Show all lines of the listing that hold the word "четвертого".

— Begin Listed entries —

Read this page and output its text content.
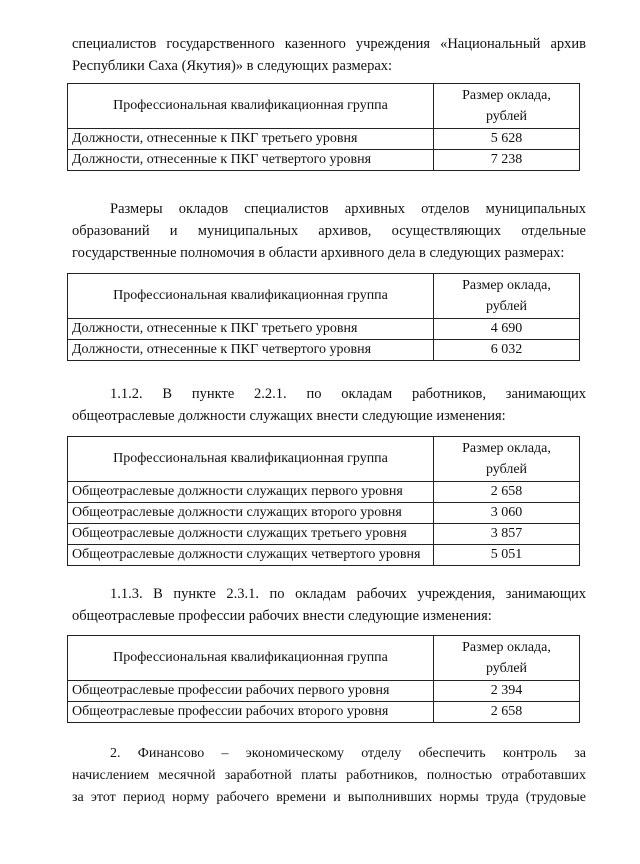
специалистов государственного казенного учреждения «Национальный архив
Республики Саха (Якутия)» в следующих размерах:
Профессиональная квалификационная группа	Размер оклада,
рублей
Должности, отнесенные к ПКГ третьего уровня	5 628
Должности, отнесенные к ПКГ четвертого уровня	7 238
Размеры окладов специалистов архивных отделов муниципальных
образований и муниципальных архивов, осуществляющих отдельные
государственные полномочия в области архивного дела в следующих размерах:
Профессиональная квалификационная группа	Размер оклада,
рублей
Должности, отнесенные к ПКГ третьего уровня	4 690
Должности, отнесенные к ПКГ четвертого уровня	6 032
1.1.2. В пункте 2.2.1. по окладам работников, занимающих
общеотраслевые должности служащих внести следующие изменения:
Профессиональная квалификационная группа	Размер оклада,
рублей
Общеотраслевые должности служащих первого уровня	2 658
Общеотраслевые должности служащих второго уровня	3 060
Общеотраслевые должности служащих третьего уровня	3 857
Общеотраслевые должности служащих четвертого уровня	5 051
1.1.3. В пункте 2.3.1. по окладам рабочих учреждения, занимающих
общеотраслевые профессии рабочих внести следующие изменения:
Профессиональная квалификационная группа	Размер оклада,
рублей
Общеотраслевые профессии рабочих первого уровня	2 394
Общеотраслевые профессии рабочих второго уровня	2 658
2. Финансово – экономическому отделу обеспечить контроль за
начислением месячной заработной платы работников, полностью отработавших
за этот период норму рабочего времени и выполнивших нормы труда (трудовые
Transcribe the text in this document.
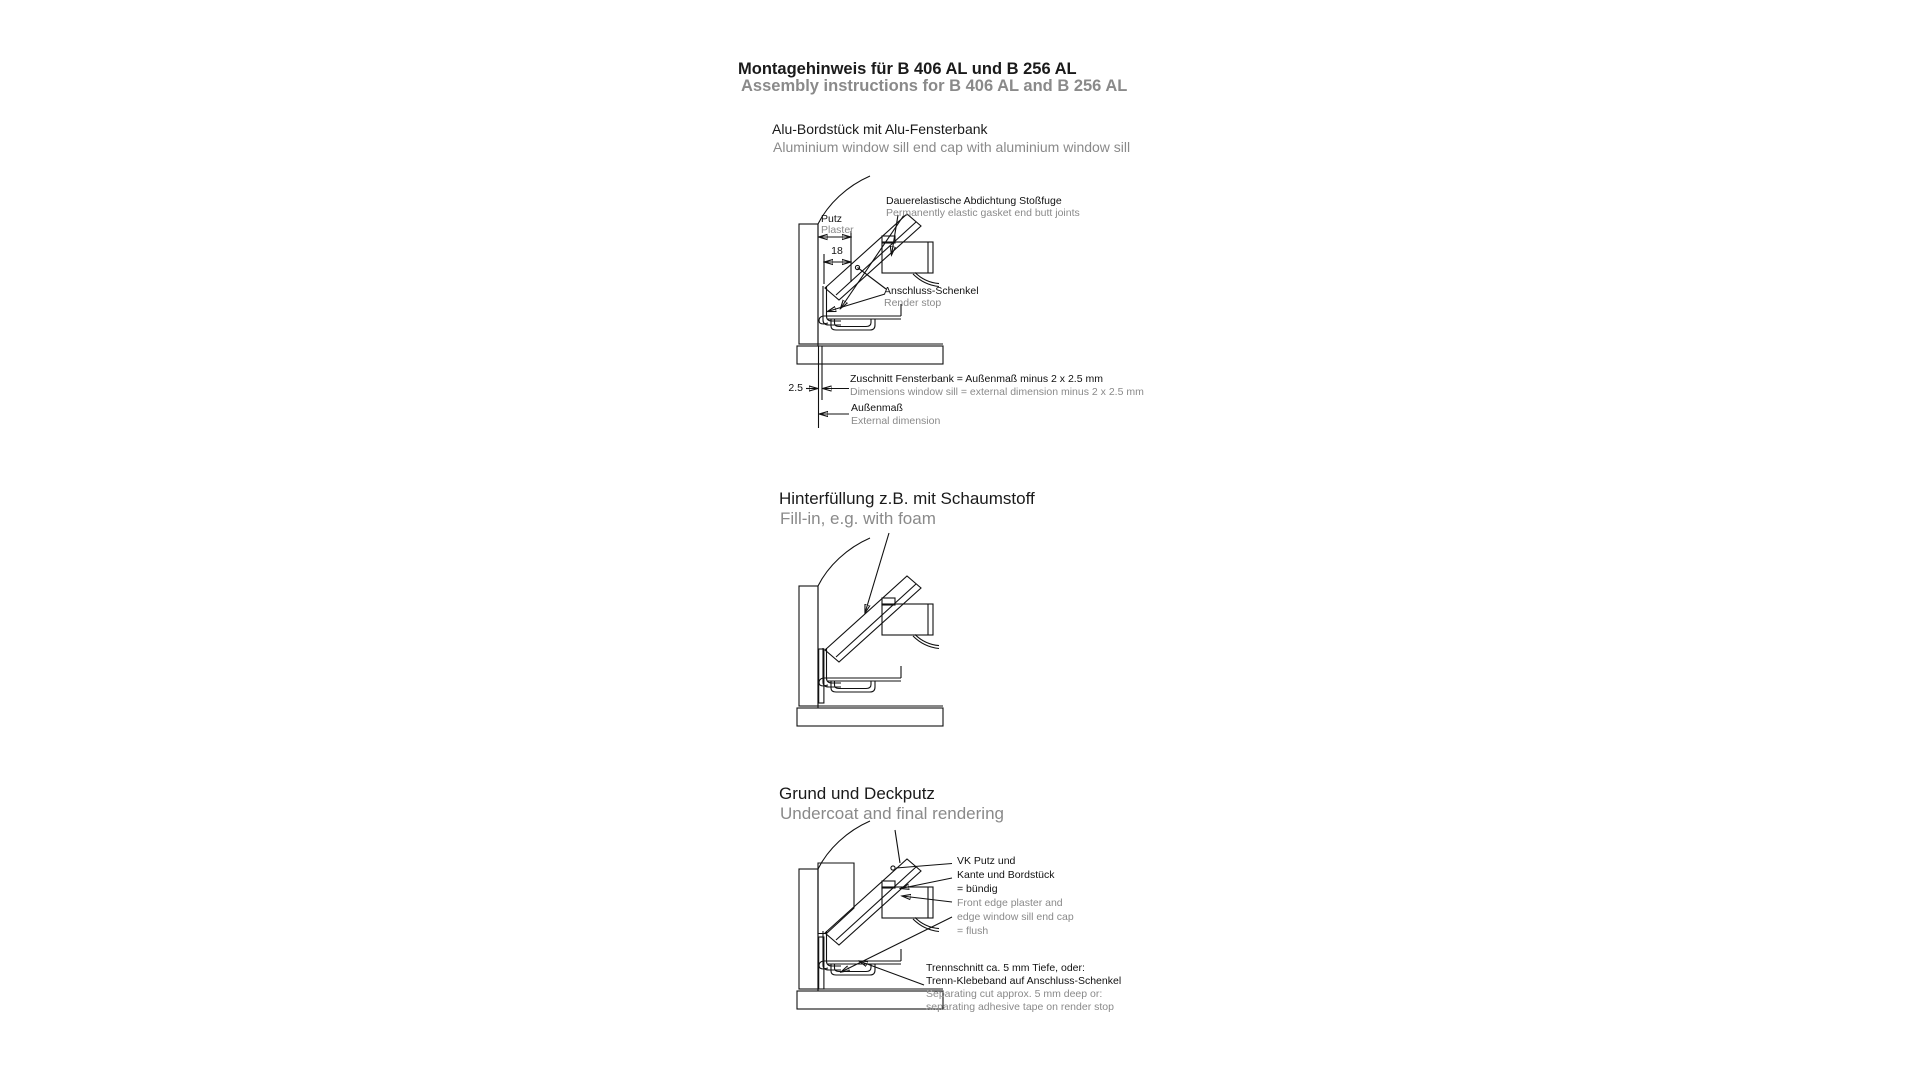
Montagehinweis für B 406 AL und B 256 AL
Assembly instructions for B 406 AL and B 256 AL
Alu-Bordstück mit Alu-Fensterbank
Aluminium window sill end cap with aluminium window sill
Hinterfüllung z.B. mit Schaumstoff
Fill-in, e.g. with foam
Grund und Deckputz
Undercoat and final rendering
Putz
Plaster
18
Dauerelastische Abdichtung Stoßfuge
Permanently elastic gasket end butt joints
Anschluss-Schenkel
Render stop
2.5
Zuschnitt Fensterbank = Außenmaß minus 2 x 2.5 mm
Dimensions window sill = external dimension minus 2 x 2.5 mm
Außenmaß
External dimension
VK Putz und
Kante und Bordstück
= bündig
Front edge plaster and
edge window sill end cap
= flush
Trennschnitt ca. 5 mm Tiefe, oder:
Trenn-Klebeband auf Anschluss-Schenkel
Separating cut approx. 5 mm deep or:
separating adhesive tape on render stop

— End Listed entries —

Written response:
Должности, отнесенные к ПКГ четвертого уровня	7 238
Должности, отнесенные к ПКГ четвертого уровня	6 032
Общеотраслевые должности служащих четвертого уровня	5 051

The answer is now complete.